▶ Material provided

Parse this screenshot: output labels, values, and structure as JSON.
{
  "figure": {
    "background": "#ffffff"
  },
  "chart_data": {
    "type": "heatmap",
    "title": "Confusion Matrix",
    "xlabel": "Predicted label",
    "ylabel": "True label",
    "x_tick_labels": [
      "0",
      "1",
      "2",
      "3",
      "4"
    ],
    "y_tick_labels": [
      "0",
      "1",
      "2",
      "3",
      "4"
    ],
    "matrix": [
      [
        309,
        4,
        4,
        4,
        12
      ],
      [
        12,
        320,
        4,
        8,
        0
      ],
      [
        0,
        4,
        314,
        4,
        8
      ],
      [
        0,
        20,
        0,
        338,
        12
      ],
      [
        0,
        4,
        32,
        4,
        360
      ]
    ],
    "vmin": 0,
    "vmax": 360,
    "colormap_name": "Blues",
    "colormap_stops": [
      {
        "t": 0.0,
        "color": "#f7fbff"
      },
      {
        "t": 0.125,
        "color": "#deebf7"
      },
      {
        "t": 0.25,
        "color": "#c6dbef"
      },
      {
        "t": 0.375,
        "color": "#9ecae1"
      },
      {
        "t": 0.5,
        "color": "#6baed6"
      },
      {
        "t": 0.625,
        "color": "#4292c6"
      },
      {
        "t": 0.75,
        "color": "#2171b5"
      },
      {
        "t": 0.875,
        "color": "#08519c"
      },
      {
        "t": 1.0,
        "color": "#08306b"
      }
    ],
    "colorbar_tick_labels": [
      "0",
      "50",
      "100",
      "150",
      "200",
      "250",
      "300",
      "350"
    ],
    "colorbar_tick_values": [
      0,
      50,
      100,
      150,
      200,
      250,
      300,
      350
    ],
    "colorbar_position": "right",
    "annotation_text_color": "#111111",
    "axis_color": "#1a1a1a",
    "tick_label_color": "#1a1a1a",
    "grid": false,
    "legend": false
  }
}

▶ Brief
Your task is to return the full listing exactly as it was given.

▶ Answer to the task
Parse this screenshot: output labels, values, and structure as JSON.
{
  "figure": {
    "background": "#ffffff"
  },
  "chart_data": {
    "type": "heatmap",
    "title": "Confusion Matrix",
    "xlabel": "Predicted label",
    "ylabel": "True label",
    "x_tick_labels": [
      "0",
      "1",
      "2",
      "3",
      "4"
    ],
    "y_tick_labels": [
      "0",
      "1",
      "2",
      "3",
      "4"
    ],
    "matrix": [
      [
        309,
        4,
        4,
        4,
        12
      ],
      [
        12,
        320,
        4,
        8,
        0
      ],
      [
        0,
        4,
        314,
        4,
        8
      ],
      [
        0,
        20,
        0,
        338,
        12
      ],
      [
        0,
        4,
        32,
        4,
        360
      ]
    ],
    "vmin": 0,
    "vmax": 360,
    "colormap_name": "Blues",
    "colormap_stops": [
      {
        "t": 0.0,
        "color": "#f7fbff"
      },
      {
        "t": 0.125,
        "color": "#deebf7"
      },
      {
        "t": 0.25,
        "color": "#c6dbef"
      },
      {
        "t": 0.375,
        "color": "#9ecae1"
      },
      {
        "t": 0.5,
        "color": "#6baed6"
      },
      {
        "t": 0.625,
        "color": "#4292c6"
      },
      {
        "t": 0.75,
        "color": "#2171b5"
      },
      {
        "t": 0.875,
        "color": "#08519c"
      },
      {
        "t": 1.0,
        "color": "#08306b"
      }
    ],
    "colorbar_tick_labels": [
      "0",
      "50",
      "100",
      "150",
      "200",
      "250",
      "300",
      "350"
    ],
    "colorbar_tick_values": [
      0,
      50,
      100,
      150,
      200,
      250,
      300,
      350
    ],
    "colorbar_position": "right",
    "annotation_text_color": "#111111",
    "axis_color": "#1a1a1a",
    "tick_label_color": "#1a1a1a",
    "grid": false,
    "legend": false
  }
}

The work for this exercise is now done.